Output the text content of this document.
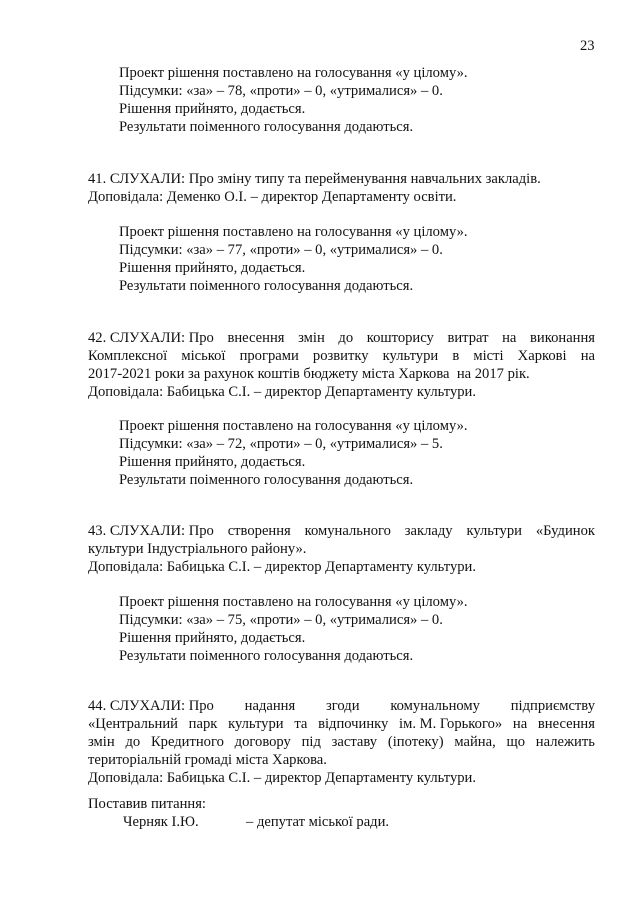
23
Проект рішення поставлено на голосування «у цілому».
Підсумки: «за» – 78, «проти» – 0, «утрималися» – 0.
Рішення прийнято, додається.
Результати поіменного голосування додаються.
41. СЛУХАЛИ: Про зміну типу та перейменування навчальних закладів.
Доповідала: Деменко О.І. – директор Департаменту освіти.
Проект рішення поставлено на голосування «у цілому».
Підсумки: «за» – 77, «проти» – 0, «утрималися» – 0.
Рішення прийнято, додається.
Результати поіменного голосування додаються.
42. СЛУХАЛИ: Про внесення змін до кошторису витрат на виконання
Комплексної міської програми розвитку культури в місті Харкові на
2017-2021 роки за рахунок коштів бюджету міста Харкова  на 2017 рік.
Доповідала: Бабицька С.І. – директор Департаменту культури.
Проект рішення поставлено на голосування «у цілому».
Підсумки: «за» – 72, «проти» – 0, «утрималися» – 5.
Рішення прийнято, додається.
Результати поіменного голосування додаються.
43. СЛУХАЛИ: Про створення комунального закладу культури «Будинок
культури Індустріального району».
Доповідала: Бабицька С.І. – директор Департаменту культури.
Проект рішення поставлено на голосування «у цілому».
Підсумки: «за» – 75, «проти» – 0, «утрималися» – 0.
Рішення прийнято, додається.
Результати поіменного голосування додаються.
44. СЛУХАЛИ: Про надання згоди комунальному підприємству
«Центральний парк культури та відпочинку ім. М. Горького» на внесення
змін до Кредитного договору під заставу (іпотеку) майна, що належить
територіальній громаді міста Харкова.
Доповідала: Бабицька С.І. – директор Департаменту культури.
Поставив питання:
Черняк І.Ю.	– депутат міської ради.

+++

TASK DETAILS -
Nothing in the entries above should change when they are printed again, except that the pictures are dropped.

EXPECTED ANSWER -
Output the text content of this document.
23
Проект рішення поставлено на голосування «у цілому».
Підсумки: «за» – 78, «проти» – 0, «утрималися» – 0.
Рішення прийнято, додається.
Результати поіменного голосування додаються.
41. СЛУХАЛИ: Про зміну типу та перейменування навчальних закладів.
Доповідала: Деменко О.І. – директор Департаменту освіти.
Проект рішення поставлено на голосування «у цілому».
Підсумки: «за» – 77, «проти» – 0, «утрималися» – 0.
Рішення прийнято, додається.
Результати поіменного голосування додаються.
42. СЛУХАЛИ: Про внесення змін до кошторису витрат на виконання
Комплексної міської програми розвитку культури в місті Харкові на
2017-2021 роки за рахунок коштів бюджету міста Харкова  на 2017 рік.
Доповідала: Бабицька С.І. – директор Департаменту культури.
Проект рішення поставлено на голосування «у цілому».
Підсумки: «за» – 72, «проти» – 0, «утрималися» – 5.
Рішення прийнято, додається.
Результати поіменного голосування додаються.
43. СЛУХАЛИ: Про створення комунального закладу культури «Будинок
культури Індустріального району».
Доповідала: Бабицька С.І. – директор Департаменту культури.
Проект рішення поставлено на голосування «у цілому».
Підсумки: «за» – 75, «проти» – 0, «утрималися» – 0.
Рішення прийнято, додається.
Результати поіменного голосування додаються.
44. СЛУХАЛИ: Про надання згоди комунальному підприємству
«Центральний парк культури та відпочинку ім. М. Горького» на внесення
змін до Кредитного договору під заставу (іпотеку) майна, що належить
територіальній громаді міста Харкова.
Доповідала: Бабицька С.І. – директор Департаменту культури.
Поставив питання:
Черняк І.Ю.	– депутат міської ради.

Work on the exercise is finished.